● **Document text**
--
Wade Carpenter: [00:00:00] You know when contractors usually discover what their insurance actually covers? Right after something expensive catches fire, gets stolen, or falls off the trailer. And that's when the phrase shows up, "Well, I thought it was covered." That sentence has probably cost contractors more money than bad estimates, slow pay, and employees named Bubba combined.

This is the Contractor Success Forum. I'm Wade Carpenter with Carpenter Company CPAs, alongside Stephen Brown with McDaniel-Whitley Bonding & Insurance. And today, Stephen is gonna set us straight on what is actually covered. Stephen, this is a great topic. Kick us off.

Stephen Brown: Well, you've got property, you've got equipment, you've got materials, you got stuff in your shop. You've got stuff outside of your shop. You've got stuff in transit. All these things depend on you getting the job done. And how are you covered? What kind of losses could you have that you may have insured? Are you insurance poor? What coverage protects different items that you have, and when does it [00:01:00] apply?
--
● **The exercise**
Can you continue the contractor insurance transcript from its last line?

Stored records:
--
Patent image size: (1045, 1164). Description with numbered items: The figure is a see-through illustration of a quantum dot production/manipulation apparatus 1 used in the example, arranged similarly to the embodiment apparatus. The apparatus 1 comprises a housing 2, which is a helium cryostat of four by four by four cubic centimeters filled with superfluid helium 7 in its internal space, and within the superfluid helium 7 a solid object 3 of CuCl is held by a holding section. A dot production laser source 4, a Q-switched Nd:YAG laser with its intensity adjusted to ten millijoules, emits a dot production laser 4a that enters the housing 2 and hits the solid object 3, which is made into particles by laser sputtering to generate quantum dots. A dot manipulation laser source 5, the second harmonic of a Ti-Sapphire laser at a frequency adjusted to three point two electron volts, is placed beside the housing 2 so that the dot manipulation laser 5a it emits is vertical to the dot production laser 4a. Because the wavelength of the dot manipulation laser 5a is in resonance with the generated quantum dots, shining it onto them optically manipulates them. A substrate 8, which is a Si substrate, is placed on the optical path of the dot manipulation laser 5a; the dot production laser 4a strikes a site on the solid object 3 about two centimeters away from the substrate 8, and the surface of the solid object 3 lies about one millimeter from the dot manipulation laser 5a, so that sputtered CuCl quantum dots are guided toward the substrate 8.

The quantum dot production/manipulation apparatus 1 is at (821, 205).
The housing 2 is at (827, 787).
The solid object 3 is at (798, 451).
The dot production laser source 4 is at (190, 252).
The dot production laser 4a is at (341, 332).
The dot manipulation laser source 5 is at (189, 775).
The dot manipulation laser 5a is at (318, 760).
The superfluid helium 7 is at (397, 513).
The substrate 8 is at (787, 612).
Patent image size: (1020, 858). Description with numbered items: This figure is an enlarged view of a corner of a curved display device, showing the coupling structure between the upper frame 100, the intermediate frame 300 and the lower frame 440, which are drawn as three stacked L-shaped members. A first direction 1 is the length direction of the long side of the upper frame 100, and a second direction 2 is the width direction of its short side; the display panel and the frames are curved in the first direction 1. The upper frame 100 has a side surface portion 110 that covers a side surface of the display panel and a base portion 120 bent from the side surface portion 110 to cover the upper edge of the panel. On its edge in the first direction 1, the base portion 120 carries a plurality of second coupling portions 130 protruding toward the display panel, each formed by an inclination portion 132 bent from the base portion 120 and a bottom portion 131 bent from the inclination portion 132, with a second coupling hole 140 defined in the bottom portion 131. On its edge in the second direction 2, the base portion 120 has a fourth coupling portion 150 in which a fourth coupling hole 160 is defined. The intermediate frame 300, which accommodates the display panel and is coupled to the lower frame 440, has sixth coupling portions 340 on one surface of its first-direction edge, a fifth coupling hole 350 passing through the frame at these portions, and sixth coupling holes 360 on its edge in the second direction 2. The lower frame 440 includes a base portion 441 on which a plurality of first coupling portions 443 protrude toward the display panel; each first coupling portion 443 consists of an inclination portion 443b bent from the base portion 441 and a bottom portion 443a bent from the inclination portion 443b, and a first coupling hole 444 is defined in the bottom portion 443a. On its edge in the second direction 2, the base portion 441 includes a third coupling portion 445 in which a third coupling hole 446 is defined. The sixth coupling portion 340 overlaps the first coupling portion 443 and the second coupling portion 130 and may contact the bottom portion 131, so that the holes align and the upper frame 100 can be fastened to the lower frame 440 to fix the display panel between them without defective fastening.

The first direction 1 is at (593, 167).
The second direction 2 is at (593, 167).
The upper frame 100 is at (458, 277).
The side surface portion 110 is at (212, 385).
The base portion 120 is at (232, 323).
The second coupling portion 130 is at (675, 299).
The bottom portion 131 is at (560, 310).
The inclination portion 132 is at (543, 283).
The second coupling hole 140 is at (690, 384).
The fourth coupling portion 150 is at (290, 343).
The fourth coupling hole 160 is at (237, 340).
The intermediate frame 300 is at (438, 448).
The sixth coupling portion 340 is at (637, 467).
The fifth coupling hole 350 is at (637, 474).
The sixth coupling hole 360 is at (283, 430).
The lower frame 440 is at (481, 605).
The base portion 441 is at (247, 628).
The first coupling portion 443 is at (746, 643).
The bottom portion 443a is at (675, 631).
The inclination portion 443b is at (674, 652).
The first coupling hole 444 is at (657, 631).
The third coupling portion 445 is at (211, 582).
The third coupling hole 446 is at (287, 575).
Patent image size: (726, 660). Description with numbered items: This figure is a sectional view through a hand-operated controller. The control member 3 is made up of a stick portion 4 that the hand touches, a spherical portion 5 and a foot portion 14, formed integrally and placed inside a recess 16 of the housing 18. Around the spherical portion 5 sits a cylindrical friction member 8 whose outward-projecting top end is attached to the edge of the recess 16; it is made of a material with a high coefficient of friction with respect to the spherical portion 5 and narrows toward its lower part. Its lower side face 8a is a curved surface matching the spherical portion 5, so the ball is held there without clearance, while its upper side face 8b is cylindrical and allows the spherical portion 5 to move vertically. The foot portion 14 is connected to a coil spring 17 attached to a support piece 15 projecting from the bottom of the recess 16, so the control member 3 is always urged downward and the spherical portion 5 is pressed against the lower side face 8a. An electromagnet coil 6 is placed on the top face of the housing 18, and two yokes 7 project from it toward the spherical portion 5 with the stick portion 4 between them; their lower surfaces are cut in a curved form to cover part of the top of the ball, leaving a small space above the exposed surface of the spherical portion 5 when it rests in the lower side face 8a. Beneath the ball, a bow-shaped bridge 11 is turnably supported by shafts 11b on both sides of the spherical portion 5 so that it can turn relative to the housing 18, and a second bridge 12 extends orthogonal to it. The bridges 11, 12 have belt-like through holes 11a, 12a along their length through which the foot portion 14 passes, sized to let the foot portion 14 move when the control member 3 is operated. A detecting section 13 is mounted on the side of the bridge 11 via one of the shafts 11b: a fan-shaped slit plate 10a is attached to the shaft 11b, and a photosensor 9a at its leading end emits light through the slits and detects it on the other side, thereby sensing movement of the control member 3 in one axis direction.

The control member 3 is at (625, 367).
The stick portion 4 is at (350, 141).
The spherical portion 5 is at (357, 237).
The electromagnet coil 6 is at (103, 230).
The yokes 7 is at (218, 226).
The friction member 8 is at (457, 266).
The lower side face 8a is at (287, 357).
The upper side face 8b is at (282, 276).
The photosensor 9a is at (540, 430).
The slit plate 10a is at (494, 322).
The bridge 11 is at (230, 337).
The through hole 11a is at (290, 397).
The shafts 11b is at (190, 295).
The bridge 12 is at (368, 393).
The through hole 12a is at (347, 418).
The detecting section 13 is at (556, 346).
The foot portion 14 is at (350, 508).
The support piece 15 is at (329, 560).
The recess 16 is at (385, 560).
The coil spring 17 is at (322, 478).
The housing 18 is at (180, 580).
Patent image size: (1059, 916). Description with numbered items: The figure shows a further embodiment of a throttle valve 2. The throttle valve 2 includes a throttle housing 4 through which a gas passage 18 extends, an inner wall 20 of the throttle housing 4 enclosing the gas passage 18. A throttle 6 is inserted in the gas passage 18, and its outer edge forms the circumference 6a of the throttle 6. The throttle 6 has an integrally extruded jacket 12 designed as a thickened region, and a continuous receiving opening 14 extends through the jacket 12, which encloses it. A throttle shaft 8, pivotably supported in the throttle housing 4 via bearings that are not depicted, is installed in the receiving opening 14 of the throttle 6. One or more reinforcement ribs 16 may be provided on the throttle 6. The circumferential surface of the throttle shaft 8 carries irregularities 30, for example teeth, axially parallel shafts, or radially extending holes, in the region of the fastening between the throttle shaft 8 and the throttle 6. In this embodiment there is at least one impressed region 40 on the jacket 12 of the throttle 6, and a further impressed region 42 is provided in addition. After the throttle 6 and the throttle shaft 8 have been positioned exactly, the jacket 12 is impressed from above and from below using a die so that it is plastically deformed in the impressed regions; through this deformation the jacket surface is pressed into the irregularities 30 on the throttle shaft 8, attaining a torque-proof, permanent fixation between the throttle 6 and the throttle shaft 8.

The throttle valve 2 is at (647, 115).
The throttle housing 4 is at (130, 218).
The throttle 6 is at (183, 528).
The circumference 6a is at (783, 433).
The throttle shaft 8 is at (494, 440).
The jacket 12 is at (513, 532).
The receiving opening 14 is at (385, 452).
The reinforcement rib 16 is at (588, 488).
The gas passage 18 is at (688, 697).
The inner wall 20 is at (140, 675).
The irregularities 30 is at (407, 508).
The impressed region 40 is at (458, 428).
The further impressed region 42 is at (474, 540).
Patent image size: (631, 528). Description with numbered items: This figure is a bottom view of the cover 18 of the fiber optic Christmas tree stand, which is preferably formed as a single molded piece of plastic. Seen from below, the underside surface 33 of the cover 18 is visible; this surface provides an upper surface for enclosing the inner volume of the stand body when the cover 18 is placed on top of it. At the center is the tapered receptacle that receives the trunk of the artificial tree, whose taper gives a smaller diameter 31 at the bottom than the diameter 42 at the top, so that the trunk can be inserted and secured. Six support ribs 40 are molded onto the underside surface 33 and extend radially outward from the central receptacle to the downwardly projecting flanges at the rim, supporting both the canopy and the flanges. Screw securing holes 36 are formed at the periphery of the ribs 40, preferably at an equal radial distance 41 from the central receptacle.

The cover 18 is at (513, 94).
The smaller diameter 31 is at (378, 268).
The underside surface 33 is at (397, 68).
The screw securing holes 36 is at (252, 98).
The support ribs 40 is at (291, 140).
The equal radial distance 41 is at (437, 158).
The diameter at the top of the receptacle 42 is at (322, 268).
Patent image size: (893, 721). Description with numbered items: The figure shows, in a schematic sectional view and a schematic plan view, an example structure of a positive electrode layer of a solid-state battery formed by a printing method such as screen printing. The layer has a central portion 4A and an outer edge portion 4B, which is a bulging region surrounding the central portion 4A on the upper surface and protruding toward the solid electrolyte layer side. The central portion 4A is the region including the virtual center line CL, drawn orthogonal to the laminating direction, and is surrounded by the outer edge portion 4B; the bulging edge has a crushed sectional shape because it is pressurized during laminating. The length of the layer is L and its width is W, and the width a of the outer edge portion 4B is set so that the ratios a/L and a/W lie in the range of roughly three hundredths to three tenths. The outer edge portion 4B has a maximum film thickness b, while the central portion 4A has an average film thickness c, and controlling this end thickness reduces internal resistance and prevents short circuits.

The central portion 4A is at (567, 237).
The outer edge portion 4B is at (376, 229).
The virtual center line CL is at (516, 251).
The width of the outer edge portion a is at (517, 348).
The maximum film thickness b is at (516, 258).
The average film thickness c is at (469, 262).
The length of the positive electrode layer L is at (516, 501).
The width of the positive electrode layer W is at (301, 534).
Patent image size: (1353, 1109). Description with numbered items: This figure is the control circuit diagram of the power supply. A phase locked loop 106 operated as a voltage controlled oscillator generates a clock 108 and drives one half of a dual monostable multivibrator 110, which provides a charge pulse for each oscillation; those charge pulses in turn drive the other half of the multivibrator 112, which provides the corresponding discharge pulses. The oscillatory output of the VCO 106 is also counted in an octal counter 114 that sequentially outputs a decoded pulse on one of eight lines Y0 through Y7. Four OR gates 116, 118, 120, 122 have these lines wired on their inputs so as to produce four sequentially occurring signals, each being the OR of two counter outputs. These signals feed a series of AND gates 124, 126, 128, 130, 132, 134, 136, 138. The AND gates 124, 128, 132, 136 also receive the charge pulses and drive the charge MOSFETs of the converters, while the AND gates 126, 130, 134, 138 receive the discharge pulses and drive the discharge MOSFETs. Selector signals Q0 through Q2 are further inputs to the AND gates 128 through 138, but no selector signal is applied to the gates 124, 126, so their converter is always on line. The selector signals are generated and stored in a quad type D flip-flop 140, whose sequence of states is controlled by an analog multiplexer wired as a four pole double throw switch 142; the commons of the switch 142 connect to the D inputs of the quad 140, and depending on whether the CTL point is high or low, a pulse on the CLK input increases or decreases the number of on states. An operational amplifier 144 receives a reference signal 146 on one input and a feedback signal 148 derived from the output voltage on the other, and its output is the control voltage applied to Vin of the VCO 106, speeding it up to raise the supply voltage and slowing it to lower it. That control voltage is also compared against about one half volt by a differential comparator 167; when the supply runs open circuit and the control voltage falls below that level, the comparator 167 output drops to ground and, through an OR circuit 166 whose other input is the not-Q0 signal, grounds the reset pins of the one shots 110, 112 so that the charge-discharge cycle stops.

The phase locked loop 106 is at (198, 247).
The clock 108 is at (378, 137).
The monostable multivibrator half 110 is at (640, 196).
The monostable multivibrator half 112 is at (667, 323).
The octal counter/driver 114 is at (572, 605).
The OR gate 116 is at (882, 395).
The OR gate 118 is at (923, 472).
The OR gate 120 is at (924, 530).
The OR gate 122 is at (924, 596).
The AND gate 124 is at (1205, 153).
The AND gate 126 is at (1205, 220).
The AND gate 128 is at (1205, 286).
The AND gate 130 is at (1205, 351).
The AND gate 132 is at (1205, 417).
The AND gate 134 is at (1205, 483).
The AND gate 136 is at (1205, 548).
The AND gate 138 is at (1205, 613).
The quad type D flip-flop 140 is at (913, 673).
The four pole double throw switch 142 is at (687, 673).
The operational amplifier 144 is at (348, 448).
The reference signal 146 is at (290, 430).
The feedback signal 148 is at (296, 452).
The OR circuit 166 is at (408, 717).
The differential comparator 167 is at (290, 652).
--
● **Exercise result**
It's kinda hard for contractors to understand this because there's a lot of moving parts. A lot of times a contractor just talks to the agent and assume that they've communicated to us what they want covered that you've taken care of.

Well, you knew I was doing that job. You knew I had a bunch of materials. Why didn't you insure it? That sort of thing. So that's kinda what I thought we'd talk about today.

Wade Carpenter: When you started talking about this, my head started swimming, actually, because I had never thought about some of these things that you're talking about, like coverage can change depending on where the property is or who owns it, what stage it's in. Where do we even start on this topic? 

Stephen Brown: Well, I was thinking about it, and I thought the best thing to do, short of putting our listeners to sleep today, is just kinda talk about the different type of coverages briefly, okay? I promise it'll be brief.

And then we can do some case studies, because that's kinda more interesting. How losses occurred, how it could've been covered, what the contractor was supposed to do, maybe what the insurance agent was supposed to do. I don't know.

Anyway, you're a contractor, and [00:02:00] you sign a contract to do something, and a lot of times that contract says, "Well, you cover this, you cover that."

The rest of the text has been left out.